— INSTRUCTIONS FOR THE TASK —
Make an exact copy of the entries below with the pictures removed.

— GIVEN RECORDS —
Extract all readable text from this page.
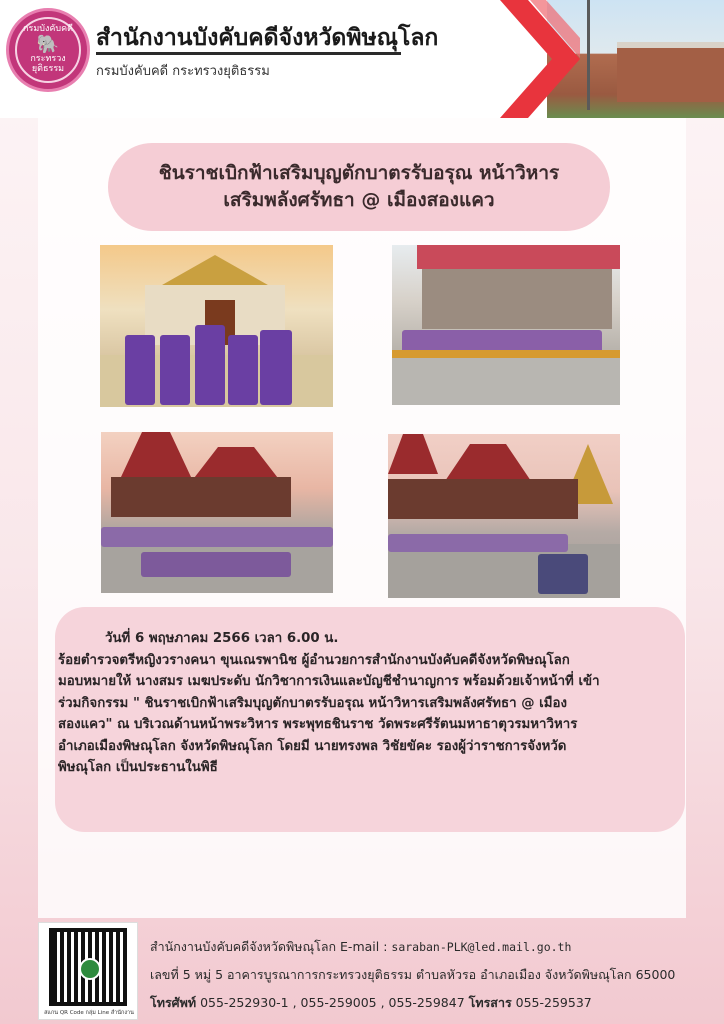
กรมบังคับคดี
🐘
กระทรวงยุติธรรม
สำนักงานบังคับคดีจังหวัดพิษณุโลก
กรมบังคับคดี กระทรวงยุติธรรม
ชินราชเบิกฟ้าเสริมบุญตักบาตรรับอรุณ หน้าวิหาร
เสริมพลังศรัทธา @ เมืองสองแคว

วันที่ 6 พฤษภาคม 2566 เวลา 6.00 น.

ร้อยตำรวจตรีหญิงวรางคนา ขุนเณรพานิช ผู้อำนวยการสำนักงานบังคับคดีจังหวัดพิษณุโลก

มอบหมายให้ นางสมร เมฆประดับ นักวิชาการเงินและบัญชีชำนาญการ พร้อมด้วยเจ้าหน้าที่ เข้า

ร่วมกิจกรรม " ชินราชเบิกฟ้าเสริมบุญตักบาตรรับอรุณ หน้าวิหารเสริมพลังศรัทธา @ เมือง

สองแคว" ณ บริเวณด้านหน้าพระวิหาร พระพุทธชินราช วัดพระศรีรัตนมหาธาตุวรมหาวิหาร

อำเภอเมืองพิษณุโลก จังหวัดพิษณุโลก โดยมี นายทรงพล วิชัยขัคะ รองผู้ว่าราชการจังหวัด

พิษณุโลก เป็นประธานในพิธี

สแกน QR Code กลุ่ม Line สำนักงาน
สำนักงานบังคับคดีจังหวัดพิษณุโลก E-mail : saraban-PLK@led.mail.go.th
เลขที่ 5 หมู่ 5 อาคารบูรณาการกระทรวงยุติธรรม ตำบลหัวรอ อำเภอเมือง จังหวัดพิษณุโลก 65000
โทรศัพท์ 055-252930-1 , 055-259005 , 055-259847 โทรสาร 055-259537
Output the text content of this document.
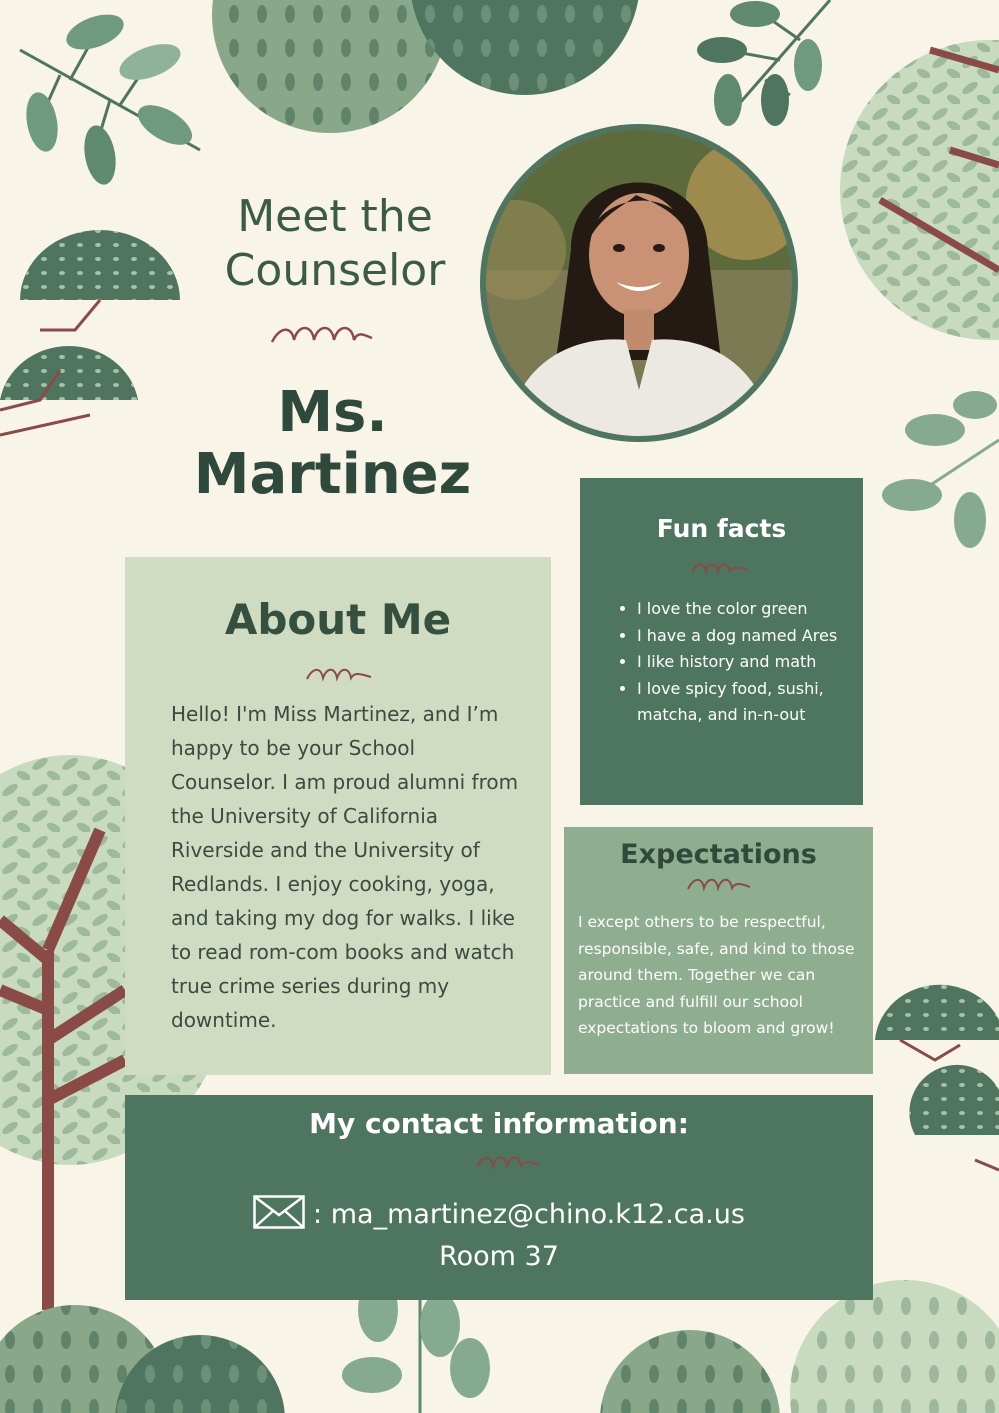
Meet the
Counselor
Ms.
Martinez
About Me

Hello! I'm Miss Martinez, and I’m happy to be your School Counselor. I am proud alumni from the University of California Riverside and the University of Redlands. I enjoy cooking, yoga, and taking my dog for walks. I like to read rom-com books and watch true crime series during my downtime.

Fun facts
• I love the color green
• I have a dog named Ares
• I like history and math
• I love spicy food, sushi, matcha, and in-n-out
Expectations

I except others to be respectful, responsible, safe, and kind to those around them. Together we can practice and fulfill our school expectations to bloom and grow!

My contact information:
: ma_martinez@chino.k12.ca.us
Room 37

— EXERCISE ANSWER —
Extract all readable text from this page.
กรมบังคับคดี
🐘
กระทรวงยุติธรรม
สำนักงานบังคับคดีจังหวัดพิษณุโลก
กรมบังคับคดี กระทรวงยุติธรรม
ชินราชเบิกฟ้าเสริมบุญตักบาตรรับอรุณ หน้าวิหาร
เสริมพลังศรัทธา @ เมืองสองแคว

วันที่ 6 พฤษภาคม 2566 เวลา 6.00 น.

ร้อยตำรวจตรีหญิงวรางคนา ขุนเณรพานิช ผู้อำนวยการสำนักงานบังคับคดีจังหวัดพิษณุโลก

มอบหมายให้ นางสมร เมฆประดับ นักวิชาการเงินและบัญชีชำนาญการ พร้อมด้วยเจ้าหน้าที่ เข้า

ร่วมกิจกรรม " ชินราชเบิกฟ้าเสริมบุญตักบาตรรับอรุณ หน้าวิหารเสริมพลังศรัทธา @ เมือง

สองแคว" ณ บริเวณด้านหน้าพระวิหาร พระพุทธชินราช วัดพระศรีรัตนมหาธาตุวรมหาวิหาร

อำเภอเมืองพิษณุโลก จังหวัดพิษณุโลก โดยมี นายทรงพล วิชัยขัคะ รองผู้ว่าราชการจังหวัด

พิษณุโลก เป็นประธานในพิธี

สแกน QR Code กลุ่ม Line สำนักงาน
สำนักงานบังคับคดีจังหวัดพิษณุโลก E-mail : saraban-PLK@led.mail.go.th
เลขที่ 5 หมู่ 5 อาคารบูรณาการกระทรวงยุติธรรม ตำบลหัวรอ อำเภอเมือง จังหวัดพิษณุโลก 65000
โทรศัพท์ 055-252930-1 , 055-259005 , 055-259847 โทรสาร 055-259537
Output the text content of this document.
Meet the
Counselor
Ms.
Martinez
About Me

Hello! I'm Miss Martinez, and I’m happy to be your School Counselor. I am proud alumni from the University of California Riverside and the University of Redlands. I enjoy cooking, yoga, and taking my dog for walks. I like to read rom-com books and watch true crime series during my downtime.

Fun facts
• I love the color green
• I have a dog named Ares
• I like history and math
• I love spicy food, sushi, matcha, and in-n-out
Expectations

I except others to be respectful, responsible, safe, and kind to those around them. Together we can practice and fulfill our school expectations to bloom and grow!

My contact information:
: ma_martinez@chino.k12.ca.us
Room 37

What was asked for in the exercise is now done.